Provided information ->
* START *
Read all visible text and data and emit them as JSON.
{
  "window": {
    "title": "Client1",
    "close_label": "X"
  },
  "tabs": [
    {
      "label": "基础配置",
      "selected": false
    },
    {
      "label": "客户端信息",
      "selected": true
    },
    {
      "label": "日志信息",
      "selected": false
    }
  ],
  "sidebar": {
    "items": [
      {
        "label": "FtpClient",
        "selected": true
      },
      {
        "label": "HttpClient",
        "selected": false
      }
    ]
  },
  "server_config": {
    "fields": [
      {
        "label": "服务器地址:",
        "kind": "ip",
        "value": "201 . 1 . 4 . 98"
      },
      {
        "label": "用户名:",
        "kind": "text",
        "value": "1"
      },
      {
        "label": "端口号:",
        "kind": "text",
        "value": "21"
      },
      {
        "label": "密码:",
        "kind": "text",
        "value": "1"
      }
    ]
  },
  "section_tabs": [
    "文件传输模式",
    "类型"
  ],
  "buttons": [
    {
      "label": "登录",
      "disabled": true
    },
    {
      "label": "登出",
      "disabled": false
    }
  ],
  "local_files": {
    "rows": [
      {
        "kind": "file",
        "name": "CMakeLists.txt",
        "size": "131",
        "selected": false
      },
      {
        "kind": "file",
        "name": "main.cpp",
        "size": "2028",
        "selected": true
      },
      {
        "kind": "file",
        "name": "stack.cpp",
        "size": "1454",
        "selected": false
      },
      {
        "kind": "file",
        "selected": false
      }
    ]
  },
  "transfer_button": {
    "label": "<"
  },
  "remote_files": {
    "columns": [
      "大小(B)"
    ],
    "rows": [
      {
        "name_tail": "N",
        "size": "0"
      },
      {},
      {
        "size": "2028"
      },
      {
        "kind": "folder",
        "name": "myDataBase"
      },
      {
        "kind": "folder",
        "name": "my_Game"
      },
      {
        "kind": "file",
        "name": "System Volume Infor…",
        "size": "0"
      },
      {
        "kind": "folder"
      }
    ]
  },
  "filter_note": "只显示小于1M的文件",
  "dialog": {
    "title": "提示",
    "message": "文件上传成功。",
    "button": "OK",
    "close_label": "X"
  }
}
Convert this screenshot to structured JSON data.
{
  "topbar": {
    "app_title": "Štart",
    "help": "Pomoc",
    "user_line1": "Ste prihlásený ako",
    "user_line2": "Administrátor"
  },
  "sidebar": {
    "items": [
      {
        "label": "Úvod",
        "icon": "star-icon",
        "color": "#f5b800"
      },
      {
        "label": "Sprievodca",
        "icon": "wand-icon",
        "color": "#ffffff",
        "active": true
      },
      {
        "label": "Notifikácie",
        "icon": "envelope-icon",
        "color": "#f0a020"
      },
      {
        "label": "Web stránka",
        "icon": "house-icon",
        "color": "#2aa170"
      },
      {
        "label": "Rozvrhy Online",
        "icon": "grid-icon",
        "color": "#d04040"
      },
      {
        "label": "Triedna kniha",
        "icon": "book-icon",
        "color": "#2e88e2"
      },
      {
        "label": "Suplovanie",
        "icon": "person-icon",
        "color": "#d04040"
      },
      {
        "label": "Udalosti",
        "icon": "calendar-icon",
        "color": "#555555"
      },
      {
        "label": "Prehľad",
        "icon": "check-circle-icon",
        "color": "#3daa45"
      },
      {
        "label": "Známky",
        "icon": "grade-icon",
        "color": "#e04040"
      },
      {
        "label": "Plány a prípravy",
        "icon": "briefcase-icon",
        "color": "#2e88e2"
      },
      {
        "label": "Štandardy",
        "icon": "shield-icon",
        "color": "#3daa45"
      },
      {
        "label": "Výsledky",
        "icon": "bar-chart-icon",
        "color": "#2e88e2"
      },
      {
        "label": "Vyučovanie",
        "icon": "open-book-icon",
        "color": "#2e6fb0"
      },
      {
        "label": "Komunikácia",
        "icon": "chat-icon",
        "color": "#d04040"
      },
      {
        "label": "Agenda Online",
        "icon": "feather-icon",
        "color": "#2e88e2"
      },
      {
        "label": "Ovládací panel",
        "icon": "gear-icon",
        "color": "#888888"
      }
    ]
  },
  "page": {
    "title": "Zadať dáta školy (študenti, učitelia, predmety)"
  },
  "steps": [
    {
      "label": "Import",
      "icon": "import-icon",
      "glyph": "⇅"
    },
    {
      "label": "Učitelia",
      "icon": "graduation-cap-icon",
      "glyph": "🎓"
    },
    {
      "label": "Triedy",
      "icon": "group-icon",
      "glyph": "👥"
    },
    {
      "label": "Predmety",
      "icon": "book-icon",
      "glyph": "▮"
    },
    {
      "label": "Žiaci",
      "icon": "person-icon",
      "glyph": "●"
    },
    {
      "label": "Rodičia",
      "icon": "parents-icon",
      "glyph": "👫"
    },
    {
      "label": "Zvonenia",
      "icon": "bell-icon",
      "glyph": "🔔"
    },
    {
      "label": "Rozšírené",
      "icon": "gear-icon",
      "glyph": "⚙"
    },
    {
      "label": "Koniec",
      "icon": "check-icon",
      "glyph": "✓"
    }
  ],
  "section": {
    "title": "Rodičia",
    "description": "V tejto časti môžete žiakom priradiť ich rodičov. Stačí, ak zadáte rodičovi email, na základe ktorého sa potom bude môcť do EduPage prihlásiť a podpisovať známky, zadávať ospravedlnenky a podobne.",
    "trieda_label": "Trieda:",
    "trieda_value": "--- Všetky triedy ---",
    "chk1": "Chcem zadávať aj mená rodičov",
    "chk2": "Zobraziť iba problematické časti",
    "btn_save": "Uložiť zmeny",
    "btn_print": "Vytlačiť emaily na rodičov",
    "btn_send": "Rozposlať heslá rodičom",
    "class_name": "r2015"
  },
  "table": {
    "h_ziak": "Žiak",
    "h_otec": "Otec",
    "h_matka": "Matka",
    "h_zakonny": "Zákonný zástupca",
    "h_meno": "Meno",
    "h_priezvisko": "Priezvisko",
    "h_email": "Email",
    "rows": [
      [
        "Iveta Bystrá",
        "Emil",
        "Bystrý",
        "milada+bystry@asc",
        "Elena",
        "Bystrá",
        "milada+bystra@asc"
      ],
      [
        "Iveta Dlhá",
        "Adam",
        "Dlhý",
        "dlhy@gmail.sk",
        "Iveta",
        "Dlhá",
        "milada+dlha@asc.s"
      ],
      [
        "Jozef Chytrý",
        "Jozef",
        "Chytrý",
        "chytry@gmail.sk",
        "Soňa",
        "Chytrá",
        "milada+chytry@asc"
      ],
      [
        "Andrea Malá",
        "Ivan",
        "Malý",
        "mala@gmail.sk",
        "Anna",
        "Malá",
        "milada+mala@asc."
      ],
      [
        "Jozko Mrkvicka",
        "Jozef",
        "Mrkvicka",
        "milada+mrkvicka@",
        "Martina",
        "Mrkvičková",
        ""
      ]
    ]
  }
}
* END *
Print again each line of the listing above, exactly as it appears.

Result below ->
Read all visible text and data and emit them as JSON.
{
  "window": {
    "title": "Client1",
    "close_label": "X"
  },
  "tabs": [
    {
      "label": "基础配置",
      "selected": false
    },
    {
      "label": "客户端信息",
      "selected": true
    },
    {
      "label": "日志信息",
      "selected": false
    }
  ],
  "sidebar": {
    "items": [
      {
        "label": "FtpClient",
        "selected": true
      },
      {
        "label": "HttpClient",
        "selected": false
      }
    ]
  },
  "server_config": {
    "fields": [
      {
        "label": "服务器地址:",
        "kind": "ip",
        "value": "201 . 1 . 4 . 98"
      },
      {
        "label": "用户名:",
        "kind": "text",
        "value": "1"
      },
      {
        "label": "端口号:",
        "kind": "text",
        "value": "21"
      },
      {
        "label": "密码:",
        "kind": "text",
        "value": "1"
      }
    ]
  },
  "section_tabs": [
    "文件传输模式",
    "类型"
  ],
  "buttons": [
    {
      "label": "登录",
      "disabled": true
    },
    {
      "label": "登出",
      "disabled": false
    }
  ],
  "local_files": {
    "rows": [
      {
        "kind": "file",
        "name": "CMakeLists.txt",
        "size": "131",
        "selected": false
      },
      {
        "kind": "file",
        "name": "main.cpp",
        "size": "2028",
        "selected": true
      },
      {
        "kind": "file",
        "name": "stack.cpp",
        "size": "1454",
        "selected": false
      },
      {
        "kind": "file",
        "selected": false
      }
    ]
  },
  "transfer_button": {
    "label": "<"
  },
  "remote_files": {
    "columns": [
      "大小(B)"
    ],
    "rows": [
      {
        "name_tail": "N",
        "size": "0"
      },
      {},
      {
        "size": "2028"
      },
      {
        "kind": "folder",
        "name": "myDataBase"
      },
      {
        "kind": "folder",
        "name": "my_Game"
      },
      {
        "kind": "file",
        "name": "System Volume Infor…",
        "size": "0"
      },
      {
        "kind": "folder"
      }
    ]
  },
  "filter_note": "只显示小于1M的文件",
  "dialog": {
    "title": "提示",
    "message": "文件上传成功。",
    "button": "OK",
    "close_label": "X"
  }
}
Convert this screenshot to structured JSON data.
{
  "topbar": {
    "app_title": "Štart",
    "help": "Pomoc",
    "user_line1": "Ste prihlásený ako",
    "user_line2": "Administrátor"
  },
  "sidebar": {
    "items": [
      {
        "label": "Úvod",
        "icon": "star-icon",
        "color": "#f5b800"
      },
      {
        "label": "Sprievodca",
        "icon": "wand-icon",
        "color": "#ffffff",
        "active": true
      },
      {
        "label": "Notifikácie",
        "icon": "envelope-icon",
        "color": "#f0a020"
      },
      {
        "label": "Web stránka",
        "icon": "house-icon",
        "color": "#2aa170"
      },
      {
        "label": "Rozvrhy Online",
        "icon": "grid-icon",
        "color": "#d04040"
      },
      {
        "label": "Triedna kniha",
        "icon": "book-icon",
        "color": "#2e88e2"
      },
      {
        "label": "Suplovanie",
        "icon": "person-icon",
        "color": "#d04040"
      },
      {
        "label": "Udalosti",
        "icon": "calendar-icon",
        "color": "#555555"
      },
      {
        "label": "Prehľad",
        "icon": "check-circle-icon",
        "color": "#3daa45"
      },
      {
        "label": "Známky",
        "icon": "grade-icon",
        "color": "#e04040"
      },
      {
        "label": "Plány a prípravy",
        "icon": "briefcase-icon",
        "color": "#2e88e2"
      },
      {
        "label": "Štandardy",
        "icon": "shield-icon",
        "color": "#3daa45"
      },
      {
        "label": "Výsledky",
        "icon": "bar-chart-icon",
        "color": "#2e88e2"
      },
      {
        "label": "Vyučovanie",
        "icon": "open-book-icon",
        "color": "#2e6fb0"
      },
      {
        "label": "Komunikácia",
        "icon": "chat-icon",
        "color": "#d04040"
      },
      {
        "label": "Agenda Online",
        "icon": "feather-icon",
        "color": "#2e88e2"
      },
      {
        "label": "Ovládací panel",
        "icon": "gear-icon",
        "color": "#888888"
      }
    ]
  },
  "page": {
    "title": "Zadať dáta školy (študenti, učitelia, predmety)"
  },
  "steps": [
    {
      "label": "Import",
      "icon": "import-icon",
      "glyph": "⇅"
    },
    {
      "label": "Učitelia",
      "icon": "graduation-cap-icon",
      "glyph": "🎓"
    },
    {
      "label": "Triedy",
      "icon": "group-icon",
      "glyph": "👥"
    },
    {
      "label": "Predmety",
      "icon": "book-icon",
      "glyph": "▮"
    },
    {
      "label": "Žiaci",
      "icon": "person-icon",
      "glyph": "●"
    },
    {
      "label": "Rodičia",
      "icon": "parents-icon",
      "glyph": "👫"
    },
    {
      "label": "Zvonenia",
      "icon": "bell-icon",
      "glyph": "🔔"
    },
    {
      "label": "Rozšírené",
      "icon": "gear-icon",
      "glyph": "⚙"
    },
    {
      "label": "Koniec",
      "icon": "check-icon",
      "glyph": "✓"
    }
  ],
  "section": {
    "title": "Rodičia",
    "description": "V tejto časti môžete žiakom priradiť ich rodičov. Stačí, ak zadáte rodičovi email, na základe ktorého sa potom bude môcť do EduPage prihlásiť a podpisovať známky, zadávať ospravedlnenky a podobne.",
    "trieda_label": "Trieda:",
    "trieda_value": "--- Všetky triedy ---",
    "chk1": "Chcem zadávať aj mená rodičov",
    "chk2": "Zobraziť iba problematické časti",
    "btn_save": "Uložiť zmeny",
    "btn_print": "Vytlačiť emaily na rodičov",
    "btn_send": "Rozposlať heslá rodičom",
    "class_name": "r2015"
  },
  "table": {
    "h_ziak": "Žiak",
    "h_otec": "Otec",
    "h_matka": "Matka",
    "h_zakonny": "Zákonný zástupca",
    "h_meno": "Meno",
    "h_priezvisko": "Priezvisko",
    "h_email": "Email",
    "rows": [
      [
        "Iveta Bystrá",
        "Emil",
        "Bystrý",
        "milada+bystry@asc",
        "Elena",
        "Bystrá",
        "milada+bystra@asc"
      ],
      [
        "Iveta Dlhá",
        "Adam",
        "Dlhý",
        "dlhy@gmail.sk",
        "Iveta",
        "Dlhá",
        "milada+dlha@asc.s"
      ],
      [
        "Jozef Chytrý",
        "Jozef",
        "Chytrý",
        "chytry@gmail.sk",
        "Soňa",
        "Chytrá",
        "milada+chytry@asc"
      ],
      [
        "Andrea Malá",
        "Ivan",
        "Malý",
        "mala@gmail.sk",
        "Anna",
        "Malá",
        "milada+mala@asc."
      ],
      [
        "Jozko Mrkvicka",
        "Jozef",
        "Mrkvicka",
        "milada+mrkvicka@",
        "Martina",
        "Mrkvičková",
        ""
      ]
    ]
  }
}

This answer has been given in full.